[Dataset items]
--
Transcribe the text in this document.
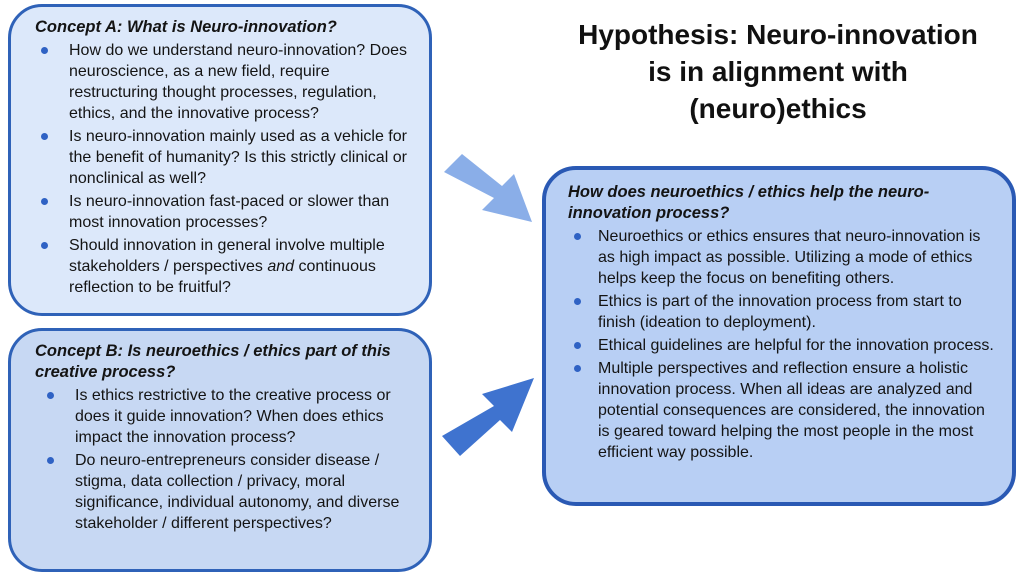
Concept A: What is Neuro-innovation?
How do we understand neuro-innovation? Does neuroscience, as a new field, require restructuring thought processes, regulation, ethics, and the innovative process?
Is neuro-innovation mainly used as a vehicle for the benefit of humanity? Is this strictly clinical or nonclinical as well?
Is neuro-innovation fast-paced or slower than most innovation processes?
Should innovation in general involve multiple stakeholders / perspectives and continuous reflection to be fruitful?
Concept B: Is neuroethics / ethics part of this creative process?
Is ethics restrictive to the creative process or does it guide innovation? When does ethics impact the innovation process?
Do neuro-entrepreneurs consider disease / stigma, data collection / privacy, moral significance, individual autonomy, and diverse stakeholder / different perspectives?
Hypothesis: Neuro-innovation
is in alignment with
(neuro)ethics
How does neuroethics / ethics help the neuro-innovation process?
Neuroethics or ethics ensures that neuro-innovation is as high impact as possible. Utilizing a mode of ethics helps keep the focus on benefiting others.
Ethics is part of the innovation process from start to finish (ideation to deployment).
Ethical guidelines are helpful for the innovation process.
Multiple perspectives and reflection ensure a holistic innovation process. When all ideas are analyzed and potential consequences are considered, the innovation is geared toward helping the most people in the most efficient way possible.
--
**WRITTEN INSTRUCTION**
Identify the lines that contain the string "reflection", and copy every one of them.

**RIGHT ANSWER**
Should innovation in general involve multiple stakeholders / perspectives and continuous reflection to be fruitful?
Multiple perspectives and reflection ensure a holistic innovation process. When all ideas are analyzed and potential consequences are considered, the innovation is geared toward helping the most people in the most efficient way possible.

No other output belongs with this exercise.